Dataset entries
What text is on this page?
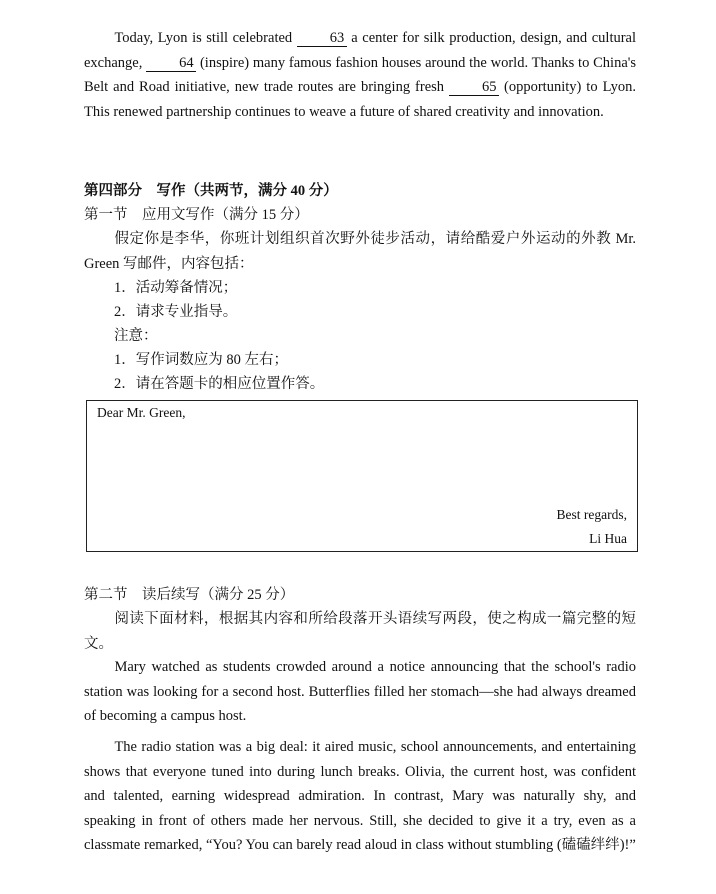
Today, Lyon is still celebrated	63 a center for silk production, design, and cultural exchange,	64 (inspire) many famous fashion houses around the world. Thanks to China's Belt and Road initiative, new trade routes are bringing fresh	65 (opportunity) to Lyon. This renewed partnership continues to weave a future of shared creativity and innovation.

第四部分　写作（共两节，满分 40 分）

第一节　应用文写作（满分 15 分）

假定你是李华，你班计划组织首次野外徒步活动，请给酷爱户外运动的外教 Mr. Green 写邮件，内容包括：

1．活动筹备情况；

2．请求专业指导。

注意：

1．写作词数应为 80 左右；

2．请在答题卡的相应位置作答。

Dear Mr. Green,
Best regards,
Li Hua

第二节　读后续写（满分 25 分）

阅读下面材料，根据其内容和所给段落开头语续写两段，使之构成一篇完整的短文。

Mary watched as students crowded around a notice announcing that the school's radio station was looking for a second host. Butterflies filled her stomach—she had always dreamed of becoming a campus host.

The radio station was a big deal: it aired music, school announcements, and entertaining shows that everyone tuned into during lunch breaks. Olivia, the current host, was confident and talented, earning widespread admiration. In contrast, Mary was naturally shy, and speaking in front of others made her nervous. Still, she decided to give it a try, even as a classmate remarked, “You? You can barely read aloud in class without stumbling (磕磕绊绊)!”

_TASK DETAILS:_ Nothing but the pictures may be dropped; output the records above exactly.

_CORRECT RESULT:_
What text is on this page?
Today, Lyon is still celebrated	63 a center for silk production, design, and cultural exchange,	64 (inspire) many famous fashion houses around the world. Thanks to China's Belt and Road initiative, new trade routes are bringing fresh	65 (opportunity) to Lyon. This renewed partnership continues to weave a future of shared creativity and innovation.

第四部分　写作（共两节，满分 40 分）

第一节　应用文写作（满分 15 分）

假定你是李华，你班计划组织首次野外徒步活动，请给酷爱户外运动的外教 Mr. Green 写邮件，内容包括：

1．活动筹备情况；

2．请求专业指导。

注意：

1．写作词数应为 80 左右；

2．请在答题卡的相应位置作答。

Dear Mr. Green,
Best regards,
Li Hua

第二节　读后续写（满分 25 分）

阅读下面材料，根据其内容和所给段落开头语续写两段，使之构成一篇完整的短文。

Mary watched as students crowded around a notice announcing that the school's radio station was looking for a second host. Butterflies filled her stomach—she had always dreamed of becoming a campus host.

The radio station was a big deal: it aired music, school announcements, and entertaining shows that everyone tuned into during lunch breaks. Olivia, the current host, was confident and talented, earning widespread admiration. In contrast, Mary was naturally shy, and speaking in front of others made her nervous. Still, she decided to give it a try, even as a classmate remarked, “You? You can barely read aloud in class without stumbling (磕磕绊绊)!”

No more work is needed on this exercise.